• [CHALLENGE]:
The records that follow must be repeated verbatim, every one of them.

Records
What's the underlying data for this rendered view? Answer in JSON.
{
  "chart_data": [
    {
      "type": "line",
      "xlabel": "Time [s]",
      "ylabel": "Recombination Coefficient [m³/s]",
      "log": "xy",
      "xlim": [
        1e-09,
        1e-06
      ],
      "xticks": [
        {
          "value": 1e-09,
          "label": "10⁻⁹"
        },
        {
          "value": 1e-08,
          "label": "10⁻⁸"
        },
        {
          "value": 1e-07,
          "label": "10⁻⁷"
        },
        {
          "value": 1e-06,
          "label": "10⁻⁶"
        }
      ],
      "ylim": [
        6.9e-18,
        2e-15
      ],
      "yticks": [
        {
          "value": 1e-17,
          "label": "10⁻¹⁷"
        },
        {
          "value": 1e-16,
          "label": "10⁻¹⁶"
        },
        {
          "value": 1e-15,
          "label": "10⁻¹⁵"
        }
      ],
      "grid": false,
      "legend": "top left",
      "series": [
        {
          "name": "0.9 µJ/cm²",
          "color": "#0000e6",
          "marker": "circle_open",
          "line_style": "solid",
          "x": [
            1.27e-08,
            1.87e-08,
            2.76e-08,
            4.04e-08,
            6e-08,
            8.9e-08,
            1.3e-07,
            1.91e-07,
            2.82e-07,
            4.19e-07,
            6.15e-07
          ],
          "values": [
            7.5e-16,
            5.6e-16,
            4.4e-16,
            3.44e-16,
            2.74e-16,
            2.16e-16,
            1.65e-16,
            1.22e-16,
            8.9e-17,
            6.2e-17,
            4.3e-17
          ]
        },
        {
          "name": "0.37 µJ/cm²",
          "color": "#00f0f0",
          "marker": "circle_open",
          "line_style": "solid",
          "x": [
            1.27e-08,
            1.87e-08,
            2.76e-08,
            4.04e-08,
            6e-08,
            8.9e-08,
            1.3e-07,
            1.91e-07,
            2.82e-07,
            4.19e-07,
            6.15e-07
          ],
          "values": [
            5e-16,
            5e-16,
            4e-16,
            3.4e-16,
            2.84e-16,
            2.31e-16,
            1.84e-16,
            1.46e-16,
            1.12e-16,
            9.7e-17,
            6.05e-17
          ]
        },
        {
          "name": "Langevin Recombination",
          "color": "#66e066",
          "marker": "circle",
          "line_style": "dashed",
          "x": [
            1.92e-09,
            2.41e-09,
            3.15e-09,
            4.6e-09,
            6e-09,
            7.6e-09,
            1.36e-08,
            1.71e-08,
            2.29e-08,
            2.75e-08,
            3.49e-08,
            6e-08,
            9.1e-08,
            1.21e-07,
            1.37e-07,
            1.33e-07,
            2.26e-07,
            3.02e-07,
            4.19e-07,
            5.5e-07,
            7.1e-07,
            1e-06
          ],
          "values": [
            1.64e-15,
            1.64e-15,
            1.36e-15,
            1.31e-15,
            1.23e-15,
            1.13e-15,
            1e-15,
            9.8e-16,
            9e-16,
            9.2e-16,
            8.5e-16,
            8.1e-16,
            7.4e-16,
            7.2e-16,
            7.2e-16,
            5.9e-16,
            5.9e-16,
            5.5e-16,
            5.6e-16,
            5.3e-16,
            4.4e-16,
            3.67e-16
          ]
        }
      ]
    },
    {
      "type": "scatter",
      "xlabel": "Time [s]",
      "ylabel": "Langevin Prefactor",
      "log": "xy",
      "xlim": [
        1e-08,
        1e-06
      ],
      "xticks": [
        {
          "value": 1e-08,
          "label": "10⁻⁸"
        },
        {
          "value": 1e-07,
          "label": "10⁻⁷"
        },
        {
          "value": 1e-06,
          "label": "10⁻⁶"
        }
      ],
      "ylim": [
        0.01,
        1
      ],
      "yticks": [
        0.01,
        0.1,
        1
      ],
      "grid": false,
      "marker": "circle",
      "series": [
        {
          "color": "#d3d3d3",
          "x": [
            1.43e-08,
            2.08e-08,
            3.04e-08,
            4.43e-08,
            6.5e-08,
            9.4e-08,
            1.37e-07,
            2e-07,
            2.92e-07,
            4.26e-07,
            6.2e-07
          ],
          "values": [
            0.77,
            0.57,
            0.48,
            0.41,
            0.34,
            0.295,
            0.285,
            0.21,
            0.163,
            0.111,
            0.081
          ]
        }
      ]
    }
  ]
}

• [THE COMPLETED TASK]:
What's the underlying data for this rendered view? Answer in JSON.
{
  "chart_data": [
    {
      "type": "line",
      "xlabel": "Time [s]",
      "ylabel": "Recombination Coefficient [m³/s]",
      "log": "xy",
      "xlim": [
        1e-09,
        1e-06
      ],
      "xticks": [
        {
          "value": 1e-09,
          "label": "10⁻⁹"
        },
        {
          "value": 1e-08,
          "label": "10⁻⁸"
        },
        {
          "value": 1e-07,
          "label": "10⁻⁷"
        },
        {
          "value": 1e-06,
          "label": "10⁻⁶"
        }
      ],
      "ylim": [
        6.9e-18,
        2e-15
      ],
      "yticks": [
        {
          "value": 1e-17,
          "label": "10⁻¹⁷"
        },
        {
          "value": 1e-16,
          "label": "10⁻¹⁶"
        },
        {
          "value": 1e-15,
          "label": "10⁻¹⁵"
        }
      ],
      "grid": false,
      "legend": "top left",
      "series": [
        {
          "name": "0.9 µJ/cm²",
          "color": "#0000e6",
          "marker": "circle_open",
          "line_style": "solid",
          "x": [
            1.27e-08,
            1.87e-08,
            2.76e-08,
            4.04e-08,
            6e-08,
            8.9e-08,
            1.3e-07,
            1.91e-07,
            2.82e-07,
            4.19e-07,
            6.15e-07
          ],
          "values": [
            7.5e-16,
            5.6e-16,
            4.4e-16,
            3.44e-16,
            2.74e-16,
            2.16e-16,
            1.65e-16,
            1.22e-16,
            8.9e-17,
            6.2e-17,
            4.3e-17
          ]
        },
        {
          "name": "0.37 µJ/cm²",
          "color": "#00f0f0",
          "marker": "circle_open",
          "line_style": "solid",
          "x": [
            1.27e-08,
            1.87e-08,
            2.76e-08,
            4.04e-08,
            6e-08,
            8.9e-08,
            1.3e-07,
            1.91e-07,
            2.82e-07,
            4.19e-07,
            6.15e-07
          ],
          "values": [
            5e-16,
            5e-16,
            4e-16,
            3.4e-16,
            2.84e-16,
            2.31e-16,
            1.84e-16,
            1.46e-16,
            1.12e-16,
            9.7e-17,
            6.05e-17
          ]
        },
        {
          "name": "Langevin Recombination",
          "color": "#66e066",
          "marker": "circle",
          "line_style": "dashed",
          "x": [
            1.92e-09,
            2.41e-09,
            3.15e-09,
            4.6e-09,
            6e-09,
            7.6e-09,
            1.36e-08,
            1.71e-08,
            2.29e-08,
            2.75e-08,
            3.49e-08,
            6e-08,
            9.1e-08,
            1.21e-07,
            1.37e-07,
            1.33e-07,
            2.26e-07,
            3.02e-07,
            4.19e-07,
            5.5e-07,
            7.1e-07,
            1e-06
          ],
          "values": [
            1.64e-15,
            1.64e-15,
            1.36e-15,
            1.31e-15,
            1.23e-15,
            1.13e-15,
            1e-15,
            9.8e-16,
            9e-16,
            9.2e-16,
            8.5e-16,
            8.1e-16,
            7.4e-16,
            7.2e-16,
            7.2e-16,
            5.9e-16,
            5.9e-16,
            5.5e-16,
            5.6e-16,
            5.3e-16,
            4.4e-16,
            3.67e-16
          ]
        }
      ]
    },
    {
      "type": "scatter",
      "xlabel": "Time [s]",
      "ylabel": "Langevin Prefactor",
      "log": "xy",
      "xlim": [
        1e-08,
        1e-06
      ],
      "xticks": [
        {
          "value": 1e-08,
          "label": "10⁻⁸"
        },
        {
          "value": 1e-07,
          "label": "10⁻⁷"
        },
        {
          "value": 1e-06,
          "label": "10⁻⁶"
        }
      ],
      "ylim": [
        0.01,
        1
      ],
      "yticks": [
        0.01,
        0.1,
        1
      ],
      "grid": false,
      "marker": "circle",
      "series": [
        {
          "color": "#d3d3d3",
          "x": [
            1.43e-08,
            2.08e-08,
            3.04e-08,
            4.43e-08,
            6.5e-08,
            9.4e-08,
            1.37e-07,
            2e-07,
            2.92e-07,
            4.26e-07,
            6.2e-07
          ],
          "values": [
            0.77,
            0.57,
            0.48,
            0.41,
            0.34,
            0.295,
            0.285,
            0.21,
            0.163,
            0.111,
            0.081
          ]
        }
      ]
    }
  ]
}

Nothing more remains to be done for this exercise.